--- Start INFORMATION SHOWN ---
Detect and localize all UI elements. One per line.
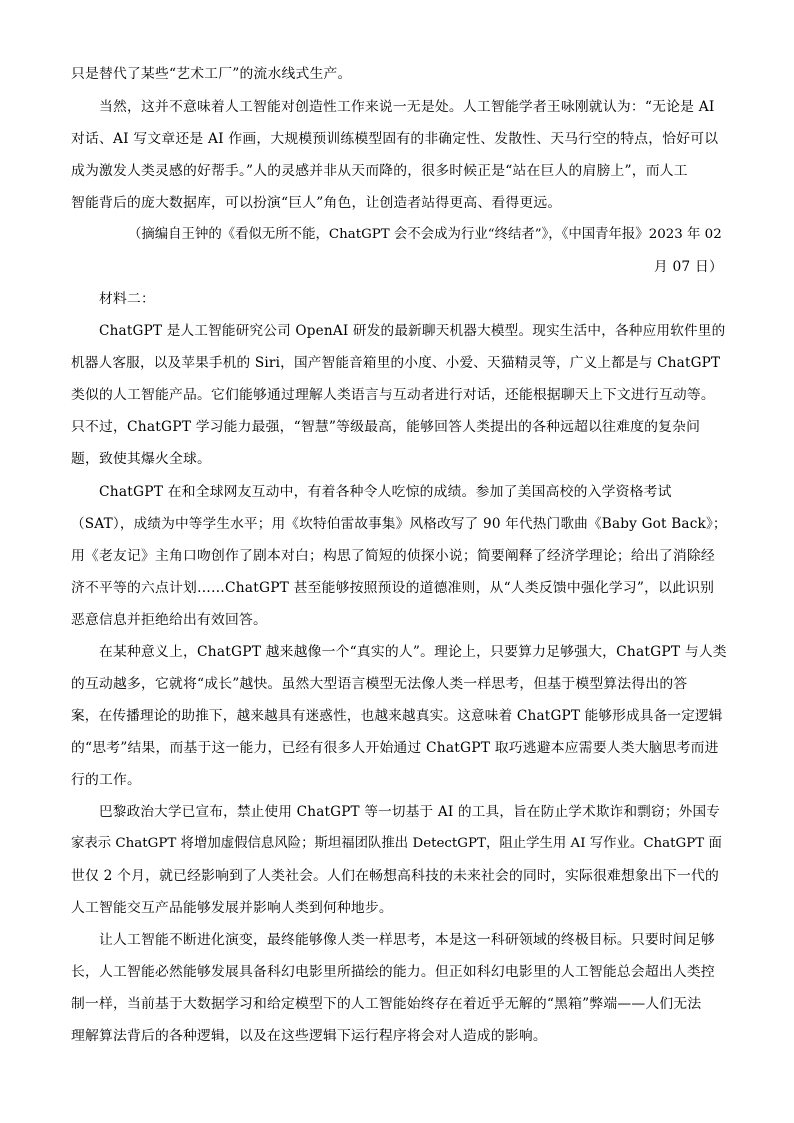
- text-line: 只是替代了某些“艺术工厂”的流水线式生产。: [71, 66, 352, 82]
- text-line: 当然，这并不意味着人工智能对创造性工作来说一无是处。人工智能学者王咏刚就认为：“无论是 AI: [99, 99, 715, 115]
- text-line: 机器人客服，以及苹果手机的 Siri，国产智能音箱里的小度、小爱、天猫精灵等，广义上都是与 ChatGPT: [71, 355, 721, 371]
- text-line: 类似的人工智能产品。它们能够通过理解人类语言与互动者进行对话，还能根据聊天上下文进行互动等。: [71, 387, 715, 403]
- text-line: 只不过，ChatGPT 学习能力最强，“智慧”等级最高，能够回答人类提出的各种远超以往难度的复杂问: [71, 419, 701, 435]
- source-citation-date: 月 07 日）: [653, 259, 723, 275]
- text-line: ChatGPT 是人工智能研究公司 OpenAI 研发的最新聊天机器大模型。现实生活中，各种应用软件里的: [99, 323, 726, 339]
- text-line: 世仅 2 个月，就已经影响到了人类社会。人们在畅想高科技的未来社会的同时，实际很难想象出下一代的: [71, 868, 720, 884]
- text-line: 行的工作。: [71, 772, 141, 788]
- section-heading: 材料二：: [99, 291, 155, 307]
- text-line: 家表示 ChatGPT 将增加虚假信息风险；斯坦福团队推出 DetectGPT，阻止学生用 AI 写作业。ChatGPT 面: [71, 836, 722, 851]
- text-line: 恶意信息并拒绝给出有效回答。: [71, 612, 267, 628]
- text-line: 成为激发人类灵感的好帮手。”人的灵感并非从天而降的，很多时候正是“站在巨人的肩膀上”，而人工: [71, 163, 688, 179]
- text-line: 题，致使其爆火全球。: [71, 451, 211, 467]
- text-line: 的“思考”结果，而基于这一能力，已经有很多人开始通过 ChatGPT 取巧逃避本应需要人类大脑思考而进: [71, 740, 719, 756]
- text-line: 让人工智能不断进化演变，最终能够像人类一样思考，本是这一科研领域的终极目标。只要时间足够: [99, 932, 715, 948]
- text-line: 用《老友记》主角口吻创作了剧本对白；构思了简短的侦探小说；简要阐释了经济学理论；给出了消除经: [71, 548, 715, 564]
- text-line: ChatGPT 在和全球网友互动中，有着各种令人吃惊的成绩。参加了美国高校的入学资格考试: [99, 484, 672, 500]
--- End INFORMATION SHOWN ---
GIVEN INSTRUCTION: Extract every line of the material above word for word, leaving out the pictures.

IN RESPONSE:
Detect and localize all UI elements. One per line.
- text-line: 只是替代了某些“艺术工厂”的流水线式生产。: [71, 66, 352, 82]
- text-line: 当然，这并不意味着人工智能对创造性工作来说一无是处。人工智能学者王咏刚就认为：“无论是 AI: [99, 99, 715, 115]
- text-line: 机器人客服，以及苹果手机的 Siri，国产智能音箱里的小度、小爱、天猫精灵等，广义上都是与 ChatGPT: [71, 355, 721, 371]
- text-line: 类似的人工智能产品。它们能够通过理解人类语言与互动者进行对话，还能根据聊天上下文进行互动等。: [71, 387, 715, 403]
- text-line: 只不过，ChatGPT 学习能力最强，“智慧”等级最高，能够回答人类提出的各种远超以往难度的复杂问: [71, 419, 701, 435]
- source-citation-date: 月 07 日）: [653, 259, 723, 275]
- text-line: ChatGPT 是人工智能研究公司 OpenAI 研发的最新聊天机器大模型。现实生活中，各种应用软件里的: [99, 323, 726, 339]
- text-line: 世仅 2 个月，就已经影响到了人类社会。人们在畅想高科技的未来社会的同时，实际很难想象出下一代的: [71, 868, 720, 884]
- text-line: 行的工作。: [71, 772, 141, 788]
- section-heading: 材料二：: [99, 291, 155, 307]
- text-line: 家表示 ChatGPT 将增加虚假信息风险；斯坦福团队推出 DetectGPT，阻止学生用 AI 写作业。ChatGPT 面: [71, 836, 722, 851]
- text-line: 恶意信息并拒绝给出有效回答。: [71, 612, 267, 628]
- text-line: 成为激发人类灵感的好帮手。”人的灵感并非从天而降的，很多时候正是“站在巨人的肩膀上”，而人工: [71, 163, 688, 179]
- text-line: 题，致使其爆火全球。: [71, 451, 211, 467]
- text-line: 的“思考”结果，而基于这一能力，已经有很多人开始通过 ChatGPT 取巧逃避本应需要人类大脑思考而进: [71, 740, 719, 756]
- text-line: 让人工智能不断进化演变，最终能够像人类一样思考，本是这一科研领域的终极目标。只要时间足够: [99, 932, 715, 948]
- text-line: 用《老友记》主角口吻创作了剧本对白；构思了简短的侦探小说；简要阐释了经济学理论；给出了消除经: [71, 548, 715, 564]
- text-line: ChatGPT 在和全球网友互动中，有着各种令人吃惊的成绩。参加了美国高校的入学资格考试: [99, 484, 672, 500]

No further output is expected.